- **Exercise**
Select from the data all lines with the word "Andre".

[Dataset records]
'''

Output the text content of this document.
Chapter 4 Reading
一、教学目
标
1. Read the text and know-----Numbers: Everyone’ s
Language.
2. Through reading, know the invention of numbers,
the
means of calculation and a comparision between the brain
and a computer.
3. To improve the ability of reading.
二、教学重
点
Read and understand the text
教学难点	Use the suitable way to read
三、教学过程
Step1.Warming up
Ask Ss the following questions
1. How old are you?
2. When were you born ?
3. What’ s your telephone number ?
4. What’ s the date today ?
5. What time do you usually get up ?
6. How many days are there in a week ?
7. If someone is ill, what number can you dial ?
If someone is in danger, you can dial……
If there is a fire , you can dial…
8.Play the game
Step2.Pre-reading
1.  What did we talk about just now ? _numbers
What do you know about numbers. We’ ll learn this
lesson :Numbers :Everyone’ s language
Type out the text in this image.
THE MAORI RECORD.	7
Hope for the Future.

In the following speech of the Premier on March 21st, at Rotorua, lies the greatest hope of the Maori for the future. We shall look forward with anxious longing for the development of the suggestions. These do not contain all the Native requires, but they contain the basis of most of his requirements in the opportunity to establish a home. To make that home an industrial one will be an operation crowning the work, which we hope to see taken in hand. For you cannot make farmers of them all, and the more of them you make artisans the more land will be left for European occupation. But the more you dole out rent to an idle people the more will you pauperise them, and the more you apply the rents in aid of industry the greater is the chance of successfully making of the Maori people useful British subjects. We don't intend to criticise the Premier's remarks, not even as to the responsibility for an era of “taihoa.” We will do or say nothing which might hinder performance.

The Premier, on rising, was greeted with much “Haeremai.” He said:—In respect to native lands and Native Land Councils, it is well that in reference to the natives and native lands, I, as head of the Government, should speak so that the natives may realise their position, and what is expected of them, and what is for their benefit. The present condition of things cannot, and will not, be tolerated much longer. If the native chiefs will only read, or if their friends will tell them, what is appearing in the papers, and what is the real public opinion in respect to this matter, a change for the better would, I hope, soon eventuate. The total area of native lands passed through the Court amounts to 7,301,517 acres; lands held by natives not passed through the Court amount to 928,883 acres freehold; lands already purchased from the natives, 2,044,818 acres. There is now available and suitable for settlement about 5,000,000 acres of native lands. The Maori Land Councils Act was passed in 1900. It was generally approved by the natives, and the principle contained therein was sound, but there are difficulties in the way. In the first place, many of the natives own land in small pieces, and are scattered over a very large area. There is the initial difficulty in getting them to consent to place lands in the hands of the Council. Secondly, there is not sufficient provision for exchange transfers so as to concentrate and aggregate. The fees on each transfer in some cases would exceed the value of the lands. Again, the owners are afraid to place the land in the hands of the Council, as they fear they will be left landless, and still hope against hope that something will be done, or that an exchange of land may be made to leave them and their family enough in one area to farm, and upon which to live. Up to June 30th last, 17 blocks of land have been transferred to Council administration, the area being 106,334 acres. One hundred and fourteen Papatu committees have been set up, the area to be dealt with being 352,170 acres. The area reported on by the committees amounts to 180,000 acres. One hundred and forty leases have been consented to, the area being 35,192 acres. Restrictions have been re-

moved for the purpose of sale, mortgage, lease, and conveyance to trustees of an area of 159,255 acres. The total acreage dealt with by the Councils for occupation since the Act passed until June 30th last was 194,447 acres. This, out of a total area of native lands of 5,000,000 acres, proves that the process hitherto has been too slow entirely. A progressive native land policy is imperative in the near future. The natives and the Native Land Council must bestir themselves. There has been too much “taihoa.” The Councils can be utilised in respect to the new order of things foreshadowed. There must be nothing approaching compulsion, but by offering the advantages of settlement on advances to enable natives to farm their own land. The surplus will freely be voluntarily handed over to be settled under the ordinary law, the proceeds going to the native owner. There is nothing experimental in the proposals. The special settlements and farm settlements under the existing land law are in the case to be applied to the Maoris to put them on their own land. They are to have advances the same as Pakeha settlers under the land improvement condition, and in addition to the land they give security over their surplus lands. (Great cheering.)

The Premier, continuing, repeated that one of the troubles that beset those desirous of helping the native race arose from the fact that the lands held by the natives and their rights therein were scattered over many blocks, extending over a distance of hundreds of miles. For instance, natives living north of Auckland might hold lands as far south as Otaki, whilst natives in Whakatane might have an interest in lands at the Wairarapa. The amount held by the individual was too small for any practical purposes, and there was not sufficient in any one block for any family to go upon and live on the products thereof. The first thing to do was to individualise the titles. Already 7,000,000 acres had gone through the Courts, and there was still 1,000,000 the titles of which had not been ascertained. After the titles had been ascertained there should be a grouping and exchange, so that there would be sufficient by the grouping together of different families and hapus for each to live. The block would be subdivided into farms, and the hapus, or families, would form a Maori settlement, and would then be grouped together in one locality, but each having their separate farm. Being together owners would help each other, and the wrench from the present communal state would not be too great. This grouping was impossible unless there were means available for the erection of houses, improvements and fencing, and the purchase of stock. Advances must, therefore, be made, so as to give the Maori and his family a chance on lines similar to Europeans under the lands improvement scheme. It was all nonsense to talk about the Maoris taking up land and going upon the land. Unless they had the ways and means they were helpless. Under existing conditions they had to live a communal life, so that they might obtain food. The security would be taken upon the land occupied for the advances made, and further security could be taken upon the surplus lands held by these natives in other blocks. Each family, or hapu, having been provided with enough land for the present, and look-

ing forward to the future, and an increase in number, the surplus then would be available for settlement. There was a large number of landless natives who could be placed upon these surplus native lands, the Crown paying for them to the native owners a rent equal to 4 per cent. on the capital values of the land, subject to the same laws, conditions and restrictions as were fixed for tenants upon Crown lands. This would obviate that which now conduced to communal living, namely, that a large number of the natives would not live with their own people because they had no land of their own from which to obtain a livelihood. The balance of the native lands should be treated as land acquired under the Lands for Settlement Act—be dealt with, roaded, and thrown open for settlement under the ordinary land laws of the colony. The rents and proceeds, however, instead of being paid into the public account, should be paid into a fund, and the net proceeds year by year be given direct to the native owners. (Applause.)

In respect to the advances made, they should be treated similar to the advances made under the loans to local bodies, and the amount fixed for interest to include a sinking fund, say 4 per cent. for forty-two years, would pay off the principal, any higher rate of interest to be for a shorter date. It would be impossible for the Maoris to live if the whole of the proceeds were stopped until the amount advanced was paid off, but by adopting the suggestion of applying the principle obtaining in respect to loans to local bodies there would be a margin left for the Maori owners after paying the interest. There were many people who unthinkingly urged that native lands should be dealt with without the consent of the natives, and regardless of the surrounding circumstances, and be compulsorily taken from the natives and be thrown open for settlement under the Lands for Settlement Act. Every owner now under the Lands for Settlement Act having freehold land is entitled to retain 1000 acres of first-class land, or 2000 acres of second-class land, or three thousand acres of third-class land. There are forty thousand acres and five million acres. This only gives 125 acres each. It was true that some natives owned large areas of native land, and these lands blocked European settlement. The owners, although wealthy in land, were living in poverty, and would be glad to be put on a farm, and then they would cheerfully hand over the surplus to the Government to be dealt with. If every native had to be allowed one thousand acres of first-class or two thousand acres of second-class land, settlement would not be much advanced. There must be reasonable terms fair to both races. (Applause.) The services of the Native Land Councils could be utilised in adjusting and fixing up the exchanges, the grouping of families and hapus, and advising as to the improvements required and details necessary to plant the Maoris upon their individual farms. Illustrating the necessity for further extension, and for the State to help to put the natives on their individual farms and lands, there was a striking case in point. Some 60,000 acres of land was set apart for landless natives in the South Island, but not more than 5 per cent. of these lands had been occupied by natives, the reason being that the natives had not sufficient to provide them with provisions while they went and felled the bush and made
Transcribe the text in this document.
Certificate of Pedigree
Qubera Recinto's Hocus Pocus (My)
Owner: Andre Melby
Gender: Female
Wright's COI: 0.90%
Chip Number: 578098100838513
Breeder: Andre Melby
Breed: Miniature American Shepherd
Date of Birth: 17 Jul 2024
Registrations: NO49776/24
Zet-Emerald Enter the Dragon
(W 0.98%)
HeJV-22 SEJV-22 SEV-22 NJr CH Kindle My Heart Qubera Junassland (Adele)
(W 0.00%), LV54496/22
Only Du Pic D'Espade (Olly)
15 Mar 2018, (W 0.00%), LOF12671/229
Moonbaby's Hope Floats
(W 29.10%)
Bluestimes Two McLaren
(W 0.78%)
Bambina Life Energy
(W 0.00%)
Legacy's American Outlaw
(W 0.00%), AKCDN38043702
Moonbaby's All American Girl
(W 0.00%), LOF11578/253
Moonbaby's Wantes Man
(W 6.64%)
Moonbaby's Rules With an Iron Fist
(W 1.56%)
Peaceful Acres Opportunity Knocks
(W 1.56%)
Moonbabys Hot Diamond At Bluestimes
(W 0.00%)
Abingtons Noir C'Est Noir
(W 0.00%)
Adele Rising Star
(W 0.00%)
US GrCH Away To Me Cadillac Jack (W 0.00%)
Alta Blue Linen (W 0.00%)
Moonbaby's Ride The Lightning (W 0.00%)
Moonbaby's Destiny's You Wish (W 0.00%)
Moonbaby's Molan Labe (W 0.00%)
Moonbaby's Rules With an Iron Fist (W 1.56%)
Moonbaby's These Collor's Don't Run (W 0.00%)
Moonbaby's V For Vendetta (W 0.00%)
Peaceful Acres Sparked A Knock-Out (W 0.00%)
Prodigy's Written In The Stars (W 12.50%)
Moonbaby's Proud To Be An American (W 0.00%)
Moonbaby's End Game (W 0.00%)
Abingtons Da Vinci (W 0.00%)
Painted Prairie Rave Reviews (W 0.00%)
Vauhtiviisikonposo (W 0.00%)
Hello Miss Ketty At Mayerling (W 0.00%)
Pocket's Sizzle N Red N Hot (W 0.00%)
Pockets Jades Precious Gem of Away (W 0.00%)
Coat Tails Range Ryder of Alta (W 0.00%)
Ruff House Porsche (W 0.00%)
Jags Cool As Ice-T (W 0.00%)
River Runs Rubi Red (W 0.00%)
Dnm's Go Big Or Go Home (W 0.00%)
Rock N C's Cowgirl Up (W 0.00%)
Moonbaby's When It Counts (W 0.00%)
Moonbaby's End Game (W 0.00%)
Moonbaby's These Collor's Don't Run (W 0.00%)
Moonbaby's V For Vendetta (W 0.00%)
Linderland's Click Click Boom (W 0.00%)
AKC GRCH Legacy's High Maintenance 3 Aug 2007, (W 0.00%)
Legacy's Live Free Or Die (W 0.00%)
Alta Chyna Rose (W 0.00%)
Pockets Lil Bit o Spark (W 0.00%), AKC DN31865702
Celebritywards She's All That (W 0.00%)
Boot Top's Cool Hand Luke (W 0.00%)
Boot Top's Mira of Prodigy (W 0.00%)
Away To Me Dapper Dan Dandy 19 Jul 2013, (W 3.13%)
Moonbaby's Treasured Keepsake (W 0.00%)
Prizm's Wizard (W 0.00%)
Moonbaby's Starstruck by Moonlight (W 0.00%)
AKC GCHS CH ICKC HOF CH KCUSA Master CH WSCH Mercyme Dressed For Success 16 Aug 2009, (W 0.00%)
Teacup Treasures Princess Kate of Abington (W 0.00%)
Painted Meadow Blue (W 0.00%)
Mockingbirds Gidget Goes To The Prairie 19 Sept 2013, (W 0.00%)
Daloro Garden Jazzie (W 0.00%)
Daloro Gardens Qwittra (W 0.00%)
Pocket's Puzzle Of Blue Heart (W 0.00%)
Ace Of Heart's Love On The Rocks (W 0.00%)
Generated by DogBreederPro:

'''

- **Answer to this exercise**
Owner: Andre Melby
Breeder: Andre Melby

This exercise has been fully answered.